State how many lines of the entries hold the string "Nemecko". Reply with the number alone.

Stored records
--------------------------------------------------

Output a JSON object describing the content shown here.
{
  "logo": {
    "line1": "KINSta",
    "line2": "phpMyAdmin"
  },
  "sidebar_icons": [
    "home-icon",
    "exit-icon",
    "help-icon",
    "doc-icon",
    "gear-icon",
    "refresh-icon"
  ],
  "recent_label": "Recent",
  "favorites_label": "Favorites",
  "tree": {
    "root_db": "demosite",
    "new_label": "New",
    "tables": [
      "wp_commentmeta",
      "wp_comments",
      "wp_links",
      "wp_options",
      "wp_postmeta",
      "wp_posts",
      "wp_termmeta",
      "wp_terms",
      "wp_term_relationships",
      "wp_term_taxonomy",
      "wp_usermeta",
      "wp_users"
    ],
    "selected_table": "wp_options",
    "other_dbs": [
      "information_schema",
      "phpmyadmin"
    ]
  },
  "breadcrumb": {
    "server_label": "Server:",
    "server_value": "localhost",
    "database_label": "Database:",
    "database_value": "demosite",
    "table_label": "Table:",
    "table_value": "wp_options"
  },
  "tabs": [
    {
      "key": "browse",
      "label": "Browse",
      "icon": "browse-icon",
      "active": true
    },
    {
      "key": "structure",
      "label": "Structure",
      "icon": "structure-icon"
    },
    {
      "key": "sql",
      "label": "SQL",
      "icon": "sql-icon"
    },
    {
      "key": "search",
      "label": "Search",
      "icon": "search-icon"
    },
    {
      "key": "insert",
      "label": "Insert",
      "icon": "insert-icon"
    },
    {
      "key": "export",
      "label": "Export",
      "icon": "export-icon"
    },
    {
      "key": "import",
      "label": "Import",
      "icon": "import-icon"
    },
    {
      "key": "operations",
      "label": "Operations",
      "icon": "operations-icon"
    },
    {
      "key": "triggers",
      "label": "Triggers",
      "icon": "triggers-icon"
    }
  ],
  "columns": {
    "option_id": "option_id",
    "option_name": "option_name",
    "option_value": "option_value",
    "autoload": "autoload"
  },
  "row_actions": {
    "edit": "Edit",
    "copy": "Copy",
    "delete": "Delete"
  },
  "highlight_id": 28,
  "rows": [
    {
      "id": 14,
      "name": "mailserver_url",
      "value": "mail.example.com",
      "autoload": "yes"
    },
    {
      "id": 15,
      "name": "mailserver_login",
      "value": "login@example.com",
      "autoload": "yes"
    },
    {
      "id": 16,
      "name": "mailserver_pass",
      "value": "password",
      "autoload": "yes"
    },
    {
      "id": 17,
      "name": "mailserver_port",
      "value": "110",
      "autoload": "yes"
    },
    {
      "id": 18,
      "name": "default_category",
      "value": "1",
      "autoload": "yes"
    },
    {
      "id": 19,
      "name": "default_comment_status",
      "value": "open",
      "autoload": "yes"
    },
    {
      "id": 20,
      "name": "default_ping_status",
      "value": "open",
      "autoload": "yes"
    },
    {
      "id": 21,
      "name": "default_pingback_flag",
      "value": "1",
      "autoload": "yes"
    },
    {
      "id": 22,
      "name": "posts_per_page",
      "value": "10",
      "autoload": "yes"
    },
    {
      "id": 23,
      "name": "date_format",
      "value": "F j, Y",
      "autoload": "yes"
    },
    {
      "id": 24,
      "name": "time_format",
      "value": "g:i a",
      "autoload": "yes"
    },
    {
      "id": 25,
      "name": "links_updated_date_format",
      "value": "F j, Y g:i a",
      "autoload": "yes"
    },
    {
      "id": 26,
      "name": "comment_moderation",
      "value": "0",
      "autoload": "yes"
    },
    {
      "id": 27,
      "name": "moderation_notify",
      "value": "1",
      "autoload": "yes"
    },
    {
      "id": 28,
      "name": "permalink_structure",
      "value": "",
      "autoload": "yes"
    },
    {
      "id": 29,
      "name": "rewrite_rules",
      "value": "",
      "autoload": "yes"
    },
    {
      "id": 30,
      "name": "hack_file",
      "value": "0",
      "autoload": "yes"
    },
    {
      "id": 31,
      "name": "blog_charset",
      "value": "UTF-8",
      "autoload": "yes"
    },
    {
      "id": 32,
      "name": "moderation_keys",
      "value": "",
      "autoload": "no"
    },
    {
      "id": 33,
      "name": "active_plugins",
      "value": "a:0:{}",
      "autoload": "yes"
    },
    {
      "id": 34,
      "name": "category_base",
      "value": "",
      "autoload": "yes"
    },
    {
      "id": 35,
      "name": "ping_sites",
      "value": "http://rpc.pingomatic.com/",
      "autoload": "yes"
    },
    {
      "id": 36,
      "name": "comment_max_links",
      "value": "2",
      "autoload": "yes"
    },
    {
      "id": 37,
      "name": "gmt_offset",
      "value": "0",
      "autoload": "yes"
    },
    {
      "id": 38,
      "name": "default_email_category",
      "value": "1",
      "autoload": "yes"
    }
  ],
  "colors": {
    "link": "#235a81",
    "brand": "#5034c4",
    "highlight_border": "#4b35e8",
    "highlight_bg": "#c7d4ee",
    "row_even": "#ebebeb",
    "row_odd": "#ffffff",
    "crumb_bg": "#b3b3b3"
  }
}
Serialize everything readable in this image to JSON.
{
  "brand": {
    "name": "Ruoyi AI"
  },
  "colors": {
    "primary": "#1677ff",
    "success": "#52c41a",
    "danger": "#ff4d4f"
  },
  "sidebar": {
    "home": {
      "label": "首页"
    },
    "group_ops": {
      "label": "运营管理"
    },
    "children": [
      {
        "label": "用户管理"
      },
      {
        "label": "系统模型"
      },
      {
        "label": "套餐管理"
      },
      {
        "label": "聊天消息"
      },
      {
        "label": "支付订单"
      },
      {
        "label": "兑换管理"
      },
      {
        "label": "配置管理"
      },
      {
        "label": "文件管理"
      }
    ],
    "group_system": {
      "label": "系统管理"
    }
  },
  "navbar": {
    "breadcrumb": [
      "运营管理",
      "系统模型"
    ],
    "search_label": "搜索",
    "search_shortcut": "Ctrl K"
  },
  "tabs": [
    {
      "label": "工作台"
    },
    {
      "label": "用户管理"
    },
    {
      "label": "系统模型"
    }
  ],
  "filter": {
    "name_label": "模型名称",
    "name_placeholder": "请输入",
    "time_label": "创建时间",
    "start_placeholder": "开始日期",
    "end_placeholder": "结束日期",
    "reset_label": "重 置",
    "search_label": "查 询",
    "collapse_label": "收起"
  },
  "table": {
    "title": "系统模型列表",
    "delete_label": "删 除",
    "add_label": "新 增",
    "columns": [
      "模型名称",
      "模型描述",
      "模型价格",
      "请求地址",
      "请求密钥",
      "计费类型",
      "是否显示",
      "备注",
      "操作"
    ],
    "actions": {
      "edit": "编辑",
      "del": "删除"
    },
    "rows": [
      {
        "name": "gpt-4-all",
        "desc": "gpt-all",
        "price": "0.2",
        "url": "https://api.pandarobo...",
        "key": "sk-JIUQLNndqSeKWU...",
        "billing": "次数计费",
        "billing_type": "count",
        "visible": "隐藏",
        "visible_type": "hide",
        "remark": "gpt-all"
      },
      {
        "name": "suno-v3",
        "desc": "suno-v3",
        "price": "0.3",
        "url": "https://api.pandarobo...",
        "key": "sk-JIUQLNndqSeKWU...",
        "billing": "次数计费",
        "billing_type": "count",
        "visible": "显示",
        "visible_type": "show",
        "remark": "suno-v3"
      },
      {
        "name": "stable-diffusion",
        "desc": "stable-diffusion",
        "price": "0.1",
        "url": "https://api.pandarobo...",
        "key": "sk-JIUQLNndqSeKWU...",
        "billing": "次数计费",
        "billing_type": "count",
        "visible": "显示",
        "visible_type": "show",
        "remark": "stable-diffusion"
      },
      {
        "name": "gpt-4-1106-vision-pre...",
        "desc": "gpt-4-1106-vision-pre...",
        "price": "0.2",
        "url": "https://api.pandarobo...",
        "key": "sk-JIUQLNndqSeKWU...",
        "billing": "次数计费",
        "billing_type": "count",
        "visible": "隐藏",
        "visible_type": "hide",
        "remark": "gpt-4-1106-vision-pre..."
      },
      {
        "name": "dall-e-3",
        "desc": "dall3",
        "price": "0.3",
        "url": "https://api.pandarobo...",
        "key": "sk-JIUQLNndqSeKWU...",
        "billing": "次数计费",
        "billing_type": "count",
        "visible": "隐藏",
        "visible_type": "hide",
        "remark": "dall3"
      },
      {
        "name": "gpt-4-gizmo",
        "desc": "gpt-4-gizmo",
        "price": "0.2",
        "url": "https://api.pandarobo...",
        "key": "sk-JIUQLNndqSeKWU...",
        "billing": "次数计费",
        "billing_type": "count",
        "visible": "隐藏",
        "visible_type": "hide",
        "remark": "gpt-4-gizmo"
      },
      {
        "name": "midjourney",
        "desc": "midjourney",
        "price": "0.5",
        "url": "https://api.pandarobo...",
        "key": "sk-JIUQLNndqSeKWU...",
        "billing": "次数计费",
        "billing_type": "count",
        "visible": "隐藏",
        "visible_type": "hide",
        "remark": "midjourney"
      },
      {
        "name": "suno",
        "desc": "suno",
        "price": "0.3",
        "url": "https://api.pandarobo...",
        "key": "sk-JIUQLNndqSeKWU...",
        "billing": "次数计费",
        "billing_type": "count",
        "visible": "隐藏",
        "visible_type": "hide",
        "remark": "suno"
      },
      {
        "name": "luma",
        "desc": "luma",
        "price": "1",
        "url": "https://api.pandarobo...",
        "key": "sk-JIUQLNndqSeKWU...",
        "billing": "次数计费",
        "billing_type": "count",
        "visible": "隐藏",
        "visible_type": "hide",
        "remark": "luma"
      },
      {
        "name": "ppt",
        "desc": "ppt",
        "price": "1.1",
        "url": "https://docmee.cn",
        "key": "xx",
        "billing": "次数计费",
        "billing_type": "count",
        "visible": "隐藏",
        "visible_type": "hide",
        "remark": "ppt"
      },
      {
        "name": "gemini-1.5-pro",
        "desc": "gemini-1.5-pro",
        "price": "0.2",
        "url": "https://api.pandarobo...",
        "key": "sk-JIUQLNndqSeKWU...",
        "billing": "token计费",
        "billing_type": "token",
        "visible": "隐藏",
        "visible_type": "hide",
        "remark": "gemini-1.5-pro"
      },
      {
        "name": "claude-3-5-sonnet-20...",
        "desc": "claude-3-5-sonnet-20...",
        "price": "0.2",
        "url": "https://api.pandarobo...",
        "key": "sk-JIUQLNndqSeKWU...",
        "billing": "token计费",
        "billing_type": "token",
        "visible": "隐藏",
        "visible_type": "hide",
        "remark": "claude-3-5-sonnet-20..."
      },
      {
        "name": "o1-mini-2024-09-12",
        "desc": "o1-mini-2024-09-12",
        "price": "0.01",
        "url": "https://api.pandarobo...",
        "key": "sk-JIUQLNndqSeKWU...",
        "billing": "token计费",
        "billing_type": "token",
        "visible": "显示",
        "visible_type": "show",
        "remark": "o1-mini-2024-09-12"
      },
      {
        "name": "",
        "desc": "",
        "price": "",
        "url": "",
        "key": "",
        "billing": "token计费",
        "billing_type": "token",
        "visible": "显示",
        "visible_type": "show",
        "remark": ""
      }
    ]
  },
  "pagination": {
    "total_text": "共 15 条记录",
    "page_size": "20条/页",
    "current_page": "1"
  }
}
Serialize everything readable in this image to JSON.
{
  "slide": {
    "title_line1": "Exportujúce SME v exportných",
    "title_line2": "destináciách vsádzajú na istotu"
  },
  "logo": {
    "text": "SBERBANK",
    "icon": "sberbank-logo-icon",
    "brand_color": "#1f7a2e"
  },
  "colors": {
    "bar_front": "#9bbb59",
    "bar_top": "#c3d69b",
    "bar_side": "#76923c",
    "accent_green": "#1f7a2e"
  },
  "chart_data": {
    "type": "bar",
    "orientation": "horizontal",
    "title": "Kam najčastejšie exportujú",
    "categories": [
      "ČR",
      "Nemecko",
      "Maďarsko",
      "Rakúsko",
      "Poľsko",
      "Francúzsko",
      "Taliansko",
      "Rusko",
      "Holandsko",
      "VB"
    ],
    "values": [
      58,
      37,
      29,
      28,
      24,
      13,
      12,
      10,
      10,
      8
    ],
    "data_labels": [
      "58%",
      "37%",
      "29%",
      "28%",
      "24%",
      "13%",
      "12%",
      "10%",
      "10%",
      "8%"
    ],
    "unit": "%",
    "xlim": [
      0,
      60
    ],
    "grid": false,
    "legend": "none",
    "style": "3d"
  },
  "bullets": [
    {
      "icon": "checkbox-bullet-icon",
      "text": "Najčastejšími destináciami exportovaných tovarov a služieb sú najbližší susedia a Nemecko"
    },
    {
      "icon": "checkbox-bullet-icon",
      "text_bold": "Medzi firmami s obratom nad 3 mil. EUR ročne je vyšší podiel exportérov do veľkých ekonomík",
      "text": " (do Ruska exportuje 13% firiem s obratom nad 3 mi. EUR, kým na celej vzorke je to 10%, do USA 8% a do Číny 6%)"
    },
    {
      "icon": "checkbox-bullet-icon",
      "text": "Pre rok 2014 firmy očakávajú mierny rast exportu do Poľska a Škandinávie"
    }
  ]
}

--------------------------------------------------

(OUTPUT FOR THIS TASK):
2